• Written problem
Copy out, from the entries below, each line holding the string "Manipulators".

• Information given
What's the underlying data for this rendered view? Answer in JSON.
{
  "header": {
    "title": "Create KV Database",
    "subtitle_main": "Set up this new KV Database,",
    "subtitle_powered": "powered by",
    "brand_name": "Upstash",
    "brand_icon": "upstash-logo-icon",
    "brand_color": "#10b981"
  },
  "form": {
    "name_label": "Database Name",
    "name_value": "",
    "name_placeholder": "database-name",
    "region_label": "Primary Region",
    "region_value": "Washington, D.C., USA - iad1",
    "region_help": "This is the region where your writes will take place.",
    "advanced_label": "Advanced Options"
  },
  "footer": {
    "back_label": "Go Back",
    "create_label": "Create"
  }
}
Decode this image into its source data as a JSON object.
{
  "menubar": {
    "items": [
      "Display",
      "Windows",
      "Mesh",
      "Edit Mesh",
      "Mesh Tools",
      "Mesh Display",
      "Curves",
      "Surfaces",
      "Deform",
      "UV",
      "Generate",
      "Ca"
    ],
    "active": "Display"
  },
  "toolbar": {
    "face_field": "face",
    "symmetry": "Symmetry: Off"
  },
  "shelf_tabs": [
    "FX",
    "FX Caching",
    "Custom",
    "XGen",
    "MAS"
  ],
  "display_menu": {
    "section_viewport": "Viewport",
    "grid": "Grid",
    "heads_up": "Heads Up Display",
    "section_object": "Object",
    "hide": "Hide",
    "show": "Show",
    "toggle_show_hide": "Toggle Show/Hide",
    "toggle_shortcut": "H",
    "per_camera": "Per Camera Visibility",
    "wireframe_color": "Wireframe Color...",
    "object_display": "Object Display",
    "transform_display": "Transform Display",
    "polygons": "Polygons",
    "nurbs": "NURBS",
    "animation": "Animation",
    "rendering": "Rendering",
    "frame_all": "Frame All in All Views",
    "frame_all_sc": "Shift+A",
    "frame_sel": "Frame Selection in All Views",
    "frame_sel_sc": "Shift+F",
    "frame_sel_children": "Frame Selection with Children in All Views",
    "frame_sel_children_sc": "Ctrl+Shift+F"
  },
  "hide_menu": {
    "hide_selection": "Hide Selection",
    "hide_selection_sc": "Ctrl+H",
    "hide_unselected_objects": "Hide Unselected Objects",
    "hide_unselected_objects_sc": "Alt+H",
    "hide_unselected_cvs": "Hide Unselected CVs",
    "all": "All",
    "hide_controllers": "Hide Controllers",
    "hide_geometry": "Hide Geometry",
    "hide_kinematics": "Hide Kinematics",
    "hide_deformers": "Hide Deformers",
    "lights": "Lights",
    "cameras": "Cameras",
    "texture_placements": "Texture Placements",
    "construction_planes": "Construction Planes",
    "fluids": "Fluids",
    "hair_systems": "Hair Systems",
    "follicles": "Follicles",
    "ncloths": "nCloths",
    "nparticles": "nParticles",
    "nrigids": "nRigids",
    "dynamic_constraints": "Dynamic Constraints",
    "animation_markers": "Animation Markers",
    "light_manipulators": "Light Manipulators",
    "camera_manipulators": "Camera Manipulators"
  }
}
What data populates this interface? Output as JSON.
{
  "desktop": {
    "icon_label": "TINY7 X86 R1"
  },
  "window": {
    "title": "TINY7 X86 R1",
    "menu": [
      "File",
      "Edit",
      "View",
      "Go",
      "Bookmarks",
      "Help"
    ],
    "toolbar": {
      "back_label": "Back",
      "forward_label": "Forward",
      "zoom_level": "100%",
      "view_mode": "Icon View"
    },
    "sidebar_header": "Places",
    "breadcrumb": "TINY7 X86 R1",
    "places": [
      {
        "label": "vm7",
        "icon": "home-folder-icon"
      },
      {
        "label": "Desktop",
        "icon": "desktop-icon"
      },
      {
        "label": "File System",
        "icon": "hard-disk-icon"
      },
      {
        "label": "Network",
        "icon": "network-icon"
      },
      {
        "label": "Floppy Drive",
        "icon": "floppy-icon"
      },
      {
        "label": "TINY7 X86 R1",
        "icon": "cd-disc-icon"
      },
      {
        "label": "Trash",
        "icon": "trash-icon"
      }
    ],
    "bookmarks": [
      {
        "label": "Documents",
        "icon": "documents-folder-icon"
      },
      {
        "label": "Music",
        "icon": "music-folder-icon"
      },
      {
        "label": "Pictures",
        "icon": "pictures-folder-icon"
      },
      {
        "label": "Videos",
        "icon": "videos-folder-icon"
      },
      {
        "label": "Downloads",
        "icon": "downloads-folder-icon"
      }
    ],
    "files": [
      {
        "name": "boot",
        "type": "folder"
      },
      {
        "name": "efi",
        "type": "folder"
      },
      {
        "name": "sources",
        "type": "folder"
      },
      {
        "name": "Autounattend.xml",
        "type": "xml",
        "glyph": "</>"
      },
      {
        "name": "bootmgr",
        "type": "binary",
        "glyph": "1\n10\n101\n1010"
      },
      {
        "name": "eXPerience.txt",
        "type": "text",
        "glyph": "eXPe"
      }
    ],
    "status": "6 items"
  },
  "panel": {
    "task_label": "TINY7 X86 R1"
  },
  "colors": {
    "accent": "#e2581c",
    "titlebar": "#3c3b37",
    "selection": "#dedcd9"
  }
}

* * *

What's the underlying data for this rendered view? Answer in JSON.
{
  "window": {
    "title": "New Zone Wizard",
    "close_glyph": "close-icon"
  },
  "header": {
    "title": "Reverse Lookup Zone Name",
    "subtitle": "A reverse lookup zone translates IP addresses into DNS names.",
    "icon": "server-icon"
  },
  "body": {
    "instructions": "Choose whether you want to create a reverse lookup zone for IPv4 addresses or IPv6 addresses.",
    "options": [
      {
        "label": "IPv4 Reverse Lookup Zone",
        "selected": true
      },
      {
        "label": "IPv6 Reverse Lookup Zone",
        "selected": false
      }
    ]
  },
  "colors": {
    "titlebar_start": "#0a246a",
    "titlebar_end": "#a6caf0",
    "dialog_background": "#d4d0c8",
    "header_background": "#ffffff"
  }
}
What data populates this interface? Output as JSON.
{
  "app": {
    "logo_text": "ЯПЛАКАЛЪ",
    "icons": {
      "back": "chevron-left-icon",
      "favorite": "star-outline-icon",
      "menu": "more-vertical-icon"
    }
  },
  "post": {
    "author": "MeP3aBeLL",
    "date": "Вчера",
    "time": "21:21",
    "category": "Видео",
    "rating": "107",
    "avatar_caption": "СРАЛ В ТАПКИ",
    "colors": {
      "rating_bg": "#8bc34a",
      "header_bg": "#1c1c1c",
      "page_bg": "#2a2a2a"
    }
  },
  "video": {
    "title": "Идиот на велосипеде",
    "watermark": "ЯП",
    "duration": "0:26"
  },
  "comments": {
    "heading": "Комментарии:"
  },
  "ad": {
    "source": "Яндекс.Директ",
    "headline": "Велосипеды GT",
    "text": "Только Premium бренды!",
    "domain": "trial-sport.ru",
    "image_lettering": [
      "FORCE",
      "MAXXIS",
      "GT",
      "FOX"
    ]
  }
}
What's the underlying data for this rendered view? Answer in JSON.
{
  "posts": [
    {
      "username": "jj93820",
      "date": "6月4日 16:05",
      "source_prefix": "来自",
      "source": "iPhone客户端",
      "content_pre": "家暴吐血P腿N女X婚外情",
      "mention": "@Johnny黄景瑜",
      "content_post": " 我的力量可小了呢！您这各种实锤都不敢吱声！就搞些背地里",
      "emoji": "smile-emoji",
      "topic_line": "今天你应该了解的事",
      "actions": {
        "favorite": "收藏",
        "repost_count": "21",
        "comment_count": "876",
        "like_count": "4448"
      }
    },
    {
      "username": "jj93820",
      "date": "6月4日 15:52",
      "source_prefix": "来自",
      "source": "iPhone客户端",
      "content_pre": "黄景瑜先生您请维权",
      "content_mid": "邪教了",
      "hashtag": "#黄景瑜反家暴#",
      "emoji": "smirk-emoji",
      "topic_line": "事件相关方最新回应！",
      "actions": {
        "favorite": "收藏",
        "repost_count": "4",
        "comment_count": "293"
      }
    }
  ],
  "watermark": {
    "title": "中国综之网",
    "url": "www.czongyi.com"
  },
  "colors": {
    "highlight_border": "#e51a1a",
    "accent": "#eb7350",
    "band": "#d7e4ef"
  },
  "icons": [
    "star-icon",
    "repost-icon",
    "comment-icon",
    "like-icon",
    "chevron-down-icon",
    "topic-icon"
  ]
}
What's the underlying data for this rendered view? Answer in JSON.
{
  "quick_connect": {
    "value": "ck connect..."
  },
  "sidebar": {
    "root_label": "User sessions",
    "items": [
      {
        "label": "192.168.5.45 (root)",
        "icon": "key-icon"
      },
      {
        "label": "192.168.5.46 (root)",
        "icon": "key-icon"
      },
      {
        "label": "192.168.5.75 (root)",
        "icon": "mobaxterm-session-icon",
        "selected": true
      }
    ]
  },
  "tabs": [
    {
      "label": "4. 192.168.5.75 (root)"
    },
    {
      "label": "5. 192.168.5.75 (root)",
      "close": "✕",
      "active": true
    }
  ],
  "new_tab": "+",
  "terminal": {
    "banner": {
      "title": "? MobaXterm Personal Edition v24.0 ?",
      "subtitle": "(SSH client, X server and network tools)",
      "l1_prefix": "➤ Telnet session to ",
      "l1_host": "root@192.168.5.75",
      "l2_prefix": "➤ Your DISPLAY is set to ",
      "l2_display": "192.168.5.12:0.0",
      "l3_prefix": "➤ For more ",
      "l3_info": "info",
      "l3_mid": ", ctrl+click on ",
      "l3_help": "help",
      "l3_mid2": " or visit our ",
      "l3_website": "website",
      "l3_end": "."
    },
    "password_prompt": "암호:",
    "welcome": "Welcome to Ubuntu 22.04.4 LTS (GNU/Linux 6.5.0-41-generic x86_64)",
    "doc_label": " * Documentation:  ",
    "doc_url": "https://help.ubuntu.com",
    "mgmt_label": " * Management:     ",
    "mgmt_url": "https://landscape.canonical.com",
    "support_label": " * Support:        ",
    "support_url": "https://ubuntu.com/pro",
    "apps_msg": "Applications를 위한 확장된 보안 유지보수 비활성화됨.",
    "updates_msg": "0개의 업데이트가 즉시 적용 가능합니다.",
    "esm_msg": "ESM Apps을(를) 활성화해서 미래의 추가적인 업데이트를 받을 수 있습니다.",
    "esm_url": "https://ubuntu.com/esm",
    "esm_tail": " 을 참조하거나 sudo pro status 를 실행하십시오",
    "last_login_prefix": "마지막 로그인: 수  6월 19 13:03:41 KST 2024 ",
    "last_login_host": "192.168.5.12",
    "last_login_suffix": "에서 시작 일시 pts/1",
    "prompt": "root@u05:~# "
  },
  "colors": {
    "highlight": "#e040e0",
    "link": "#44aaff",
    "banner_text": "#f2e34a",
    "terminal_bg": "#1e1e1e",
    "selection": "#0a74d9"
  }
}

---

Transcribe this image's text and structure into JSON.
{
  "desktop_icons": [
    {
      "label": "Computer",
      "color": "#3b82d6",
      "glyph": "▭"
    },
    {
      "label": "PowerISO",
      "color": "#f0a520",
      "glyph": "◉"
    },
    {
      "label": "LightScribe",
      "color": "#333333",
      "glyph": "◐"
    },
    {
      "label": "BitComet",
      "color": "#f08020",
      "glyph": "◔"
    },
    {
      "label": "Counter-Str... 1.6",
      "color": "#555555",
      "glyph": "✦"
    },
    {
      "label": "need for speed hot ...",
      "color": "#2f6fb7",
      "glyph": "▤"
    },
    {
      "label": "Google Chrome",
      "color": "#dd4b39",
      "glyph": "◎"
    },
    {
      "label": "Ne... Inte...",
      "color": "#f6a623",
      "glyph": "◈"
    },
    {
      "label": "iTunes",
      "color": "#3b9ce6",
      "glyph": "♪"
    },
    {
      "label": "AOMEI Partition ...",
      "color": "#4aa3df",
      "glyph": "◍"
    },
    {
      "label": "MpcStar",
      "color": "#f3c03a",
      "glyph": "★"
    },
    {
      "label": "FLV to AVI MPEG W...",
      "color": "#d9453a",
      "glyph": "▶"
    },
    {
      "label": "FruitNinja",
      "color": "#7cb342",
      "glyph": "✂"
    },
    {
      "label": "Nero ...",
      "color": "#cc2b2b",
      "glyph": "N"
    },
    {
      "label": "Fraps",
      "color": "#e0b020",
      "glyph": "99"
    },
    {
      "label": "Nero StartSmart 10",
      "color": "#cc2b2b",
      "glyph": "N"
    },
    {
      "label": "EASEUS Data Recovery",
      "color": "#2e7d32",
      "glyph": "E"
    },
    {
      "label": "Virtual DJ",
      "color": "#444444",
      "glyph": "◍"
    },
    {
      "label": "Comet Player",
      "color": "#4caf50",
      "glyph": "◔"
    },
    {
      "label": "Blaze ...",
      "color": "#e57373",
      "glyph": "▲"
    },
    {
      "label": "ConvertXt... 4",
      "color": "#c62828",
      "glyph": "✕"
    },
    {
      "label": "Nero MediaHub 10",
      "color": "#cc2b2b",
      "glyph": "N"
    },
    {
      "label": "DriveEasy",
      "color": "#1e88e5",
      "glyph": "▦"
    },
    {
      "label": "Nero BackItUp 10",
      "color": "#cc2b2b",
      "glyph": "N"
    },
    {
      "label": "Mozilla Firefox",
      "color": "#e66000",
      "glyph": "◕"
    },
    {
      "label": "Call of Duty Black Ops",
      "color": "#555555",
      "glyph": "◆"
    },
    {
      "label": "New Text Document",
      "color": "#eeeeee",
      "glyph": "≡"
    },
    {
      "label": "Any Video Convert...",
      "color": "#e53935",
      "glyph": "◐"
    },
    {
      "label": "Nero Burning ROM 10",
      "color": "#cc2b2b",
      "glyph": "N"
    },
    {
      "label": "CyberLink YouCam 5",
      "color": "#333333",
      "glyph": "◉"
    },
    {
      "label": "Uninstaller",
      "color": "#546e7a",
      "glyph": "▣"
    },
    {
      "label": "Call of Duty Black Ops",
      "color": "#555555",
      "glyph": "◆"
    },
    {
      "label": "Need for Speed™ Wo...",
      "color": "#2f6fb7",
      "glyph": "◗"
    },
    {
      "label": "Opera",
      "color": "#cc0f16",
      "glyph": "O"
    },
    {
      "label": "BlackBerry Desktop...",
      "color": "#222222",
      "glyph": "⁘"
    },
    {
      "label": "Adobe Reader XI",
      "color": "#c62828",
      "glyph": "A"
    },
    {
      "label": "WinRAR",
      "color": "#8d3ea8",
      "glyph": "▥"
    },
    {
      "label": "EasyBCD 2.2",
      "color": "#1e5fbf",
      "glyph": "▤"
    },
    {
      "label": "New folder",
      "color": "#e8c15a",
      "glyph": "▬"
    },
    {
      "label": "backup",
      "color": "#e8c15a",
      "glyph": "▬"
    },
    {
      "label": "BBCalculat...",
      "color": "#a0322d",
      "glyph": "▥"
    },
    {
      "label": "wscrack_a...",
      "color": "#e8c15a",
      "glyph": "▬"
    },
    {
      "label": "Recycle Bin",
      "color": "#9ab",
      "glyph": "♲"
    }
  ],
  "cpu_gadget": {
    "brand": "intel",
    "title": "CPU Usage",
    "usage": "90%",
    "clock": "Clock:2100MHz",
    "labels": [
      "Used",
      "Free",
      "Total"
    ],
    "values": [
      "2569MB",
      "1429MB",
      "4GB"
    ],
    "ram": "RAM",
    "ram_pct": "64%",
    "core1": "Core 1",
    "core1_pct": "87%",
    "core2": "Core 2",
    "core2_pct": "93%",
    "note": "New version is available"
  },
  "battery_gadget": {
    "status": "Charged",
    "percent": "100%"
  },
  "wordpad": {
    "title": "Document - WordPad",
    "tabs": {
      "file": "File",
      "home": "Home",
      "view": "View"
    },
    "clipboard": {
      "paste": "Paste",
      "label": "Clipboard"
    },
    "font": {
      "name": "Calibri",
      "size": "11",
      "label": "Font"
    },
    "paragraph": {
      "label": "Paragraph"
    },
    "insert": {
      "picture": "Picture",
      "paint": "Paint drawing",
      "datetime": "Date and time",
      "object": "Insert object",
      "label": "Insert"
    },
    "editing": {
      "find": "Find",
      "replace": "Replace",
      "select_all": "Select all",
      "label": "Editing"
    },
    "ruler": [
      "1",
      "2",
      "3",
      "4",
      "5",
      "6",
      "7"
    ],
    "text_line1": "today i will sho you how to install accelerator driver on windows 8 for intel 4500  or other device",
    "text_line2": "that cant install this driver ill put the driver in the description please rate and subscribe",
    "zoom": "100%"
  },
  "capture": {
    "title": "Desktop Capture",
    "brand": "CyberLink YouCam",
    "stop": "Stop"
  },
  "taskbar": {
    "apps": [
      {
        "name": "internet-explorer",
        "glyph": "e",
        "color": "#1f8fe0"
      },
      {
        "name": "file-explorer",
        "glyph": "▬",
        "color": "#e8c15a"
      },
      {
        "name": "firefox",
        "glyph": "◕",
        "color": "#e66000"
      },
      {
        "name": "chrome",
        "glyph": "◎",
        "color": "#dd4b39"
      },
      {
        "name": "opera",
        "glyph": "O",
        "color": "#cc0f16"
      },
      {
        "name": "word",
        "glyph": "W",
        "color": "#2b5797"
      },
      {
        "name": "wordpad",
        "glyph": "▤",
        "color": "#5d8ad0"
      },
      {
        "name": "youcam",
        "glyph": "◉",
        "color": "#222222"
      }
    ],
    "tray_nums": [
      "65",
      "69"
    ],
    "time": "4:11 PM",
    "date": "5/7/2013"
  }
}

• Solved problem
    "light_manipulators": "Light Manipulators",
    "camera_manipulators": "Camera Manipulators"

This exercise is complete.